Exercise requirements:
Omit all pictures and give the records below again exactly as written.

Given data:
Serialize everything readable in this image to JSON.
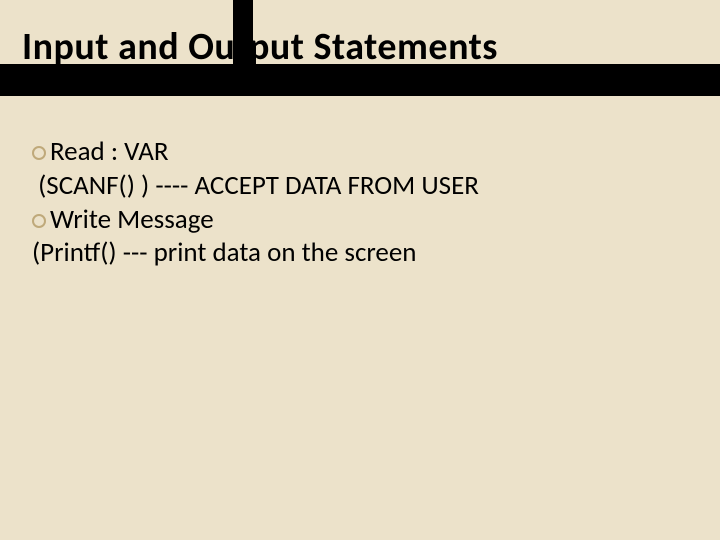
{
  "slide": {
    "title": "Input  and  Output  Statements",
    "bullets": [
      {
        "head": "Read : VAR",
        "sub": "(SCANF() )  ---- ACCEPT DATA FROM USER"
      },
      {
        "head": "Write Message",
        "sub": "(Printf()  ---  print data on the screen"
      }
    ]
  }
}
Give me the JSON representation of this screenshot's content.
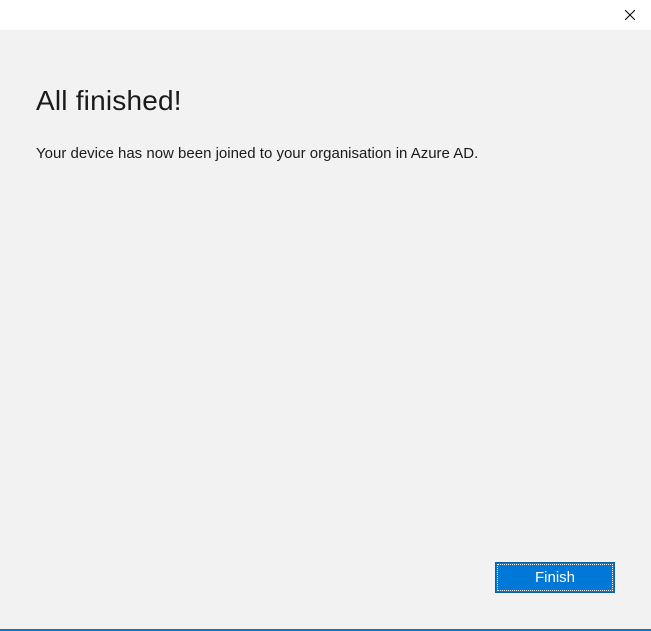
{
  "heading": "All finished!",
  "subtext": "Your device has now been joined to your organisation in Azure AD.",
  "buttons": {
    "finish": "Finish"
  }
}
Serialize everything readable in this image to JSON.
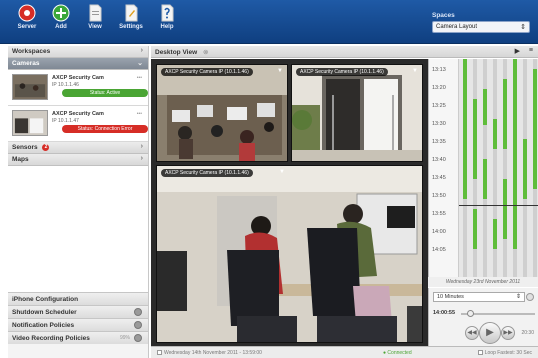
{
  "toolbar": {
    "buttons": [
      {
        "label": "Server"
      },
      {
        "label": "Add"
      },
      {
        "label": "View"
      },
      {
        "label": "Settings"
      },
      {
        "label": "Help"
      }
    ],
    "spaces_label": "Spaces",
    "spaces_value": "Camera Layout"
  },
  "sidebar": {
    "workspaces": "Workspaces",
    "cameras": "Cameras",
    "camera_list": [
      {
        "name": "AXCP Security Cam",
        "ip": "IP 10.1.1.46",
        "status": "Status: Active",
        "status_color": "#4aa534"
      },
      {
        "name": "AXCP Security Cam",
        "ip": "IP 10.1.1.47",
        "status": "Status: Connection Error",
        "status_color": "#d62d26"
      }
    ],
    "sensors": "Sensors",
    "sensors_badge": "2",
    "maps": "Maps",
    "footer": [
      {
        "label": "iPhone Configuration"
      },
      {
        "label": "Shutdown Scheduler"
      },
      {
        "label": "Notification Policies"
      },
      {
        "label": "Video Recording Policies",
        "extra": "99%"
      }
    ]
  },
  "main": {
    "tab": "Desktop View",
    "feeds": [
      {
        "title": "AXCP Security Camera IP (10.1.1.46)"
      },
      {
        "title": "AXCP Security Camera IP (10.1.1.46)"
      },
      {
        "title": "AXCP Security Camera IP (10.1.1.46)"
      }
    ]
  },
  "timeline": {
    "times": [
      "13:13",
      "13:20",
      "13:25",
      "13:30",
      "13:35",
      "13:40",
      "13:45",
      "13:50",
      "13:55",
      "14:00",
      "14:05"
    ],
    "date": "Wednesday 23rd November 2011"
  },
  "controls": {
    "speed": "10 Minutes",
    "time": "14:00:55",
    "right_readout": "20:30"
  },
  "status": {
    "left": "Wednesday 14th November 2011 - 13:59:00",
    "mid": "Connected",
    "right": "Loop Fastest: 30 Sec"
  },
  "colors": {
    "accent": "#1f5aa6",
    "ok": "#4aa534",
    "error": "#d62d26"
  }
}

Exercise solution:
Serialize everything readable in this image to JSON.
{
  "slide": {
    "title": "Input  and  Output  Statements",
    "bullets": [
      {
        "head": "Read : VAR",
        "sub": "(SCANF() )  ---- ACCEPT DATA FROM USER"
      },
      {
        "head": "Write Message",
        "sub": "(Printf()  ---  print data on the screen"
      }
    ]
  }
}
Give me the JSON representation of this screenshot's content.
{
  "heading": "All finished!",
  "subtext": "Your device has now been joined to your organisation in Azure AD.",
  "buttons": {
    "finish": "Finish"
  }
}
Serialize everything readable in this image to JSON.
{
  "toolbar": {
    "buttons": [
      {
        "label": "Server"
      },
      {
        "label": "Add"
      },
      {
        "label": "View"
      },
      {
        "label": "Settings"
      },
      {
        "label": "Help"
      }
    ],
    "spaces_label": "Spaces",
    "spaces_value": "Camera Layout"
  },
  "sidebar": {
    "workspaces": "Workspaces",
    "cameras": "Cameras",
    "camera_list": [
      {
        "name": "AXCP Security Cam",
        "ip": "IP 10.1.1.46",
        "status": "Status: Active",
        "status_color": "#4aa534"
      },
      {
        "name": "AXCP Security Cam",
        "ip": "IP 10.1.1.47",
        "status": "Status: Connection Error",
        "status_color": "#d62d26"
      }
    ],
    "sensors": "Sensors",
    "sensors_badge": "2",
    "maps": "Maps",
    "footer": [
      {
        "label": "iPhone Configuration"
      },
      {
        "label": "Shutdown Scheduler"
      },
      {
        "label": "Notification Policies"
      },
      {
        "label": "Video Recording Policies",
        "extra": "99%"
      }
    ]
  },
  "main": {
    "tab": "Desktop View",
    "feeds": [
      {
        "title": "AXCP Security Camera IP (10.1.1.46)"
      },
      {
        "title": "AXCP Security Camera IP (10.1.1.46)"
      },
      {
        "title": "AXCP Security Camera IP (10.1.1.46)"
      }
    ]
  },
  "timeline": {
    "times": [
      "13:13",
      "13:20",
      "13:25",
      "13:30",
      "13:35",
      "13:40",
      "13:45",
      "13:50",
      "13:55",
      "14:00",
      "14:05"
    ],
    "date": "Wednesday 23rd November 2011"
  },
  "controls": {
    "speed": "10 Minutes",
    "time": "14:00:55",
    "right_readout": "20:30"
  },
  "status": {
    "left": "Wednesday 14th November 2011 - 13:59:00",
    "mid": "Connected",
    "right": "Loop Fastest: 30 Sec"
  },
  "colors": {
    "accent": "#1f5aa6",
    "ok": "#4aa534",
    "error": "#d62d26"
  }
}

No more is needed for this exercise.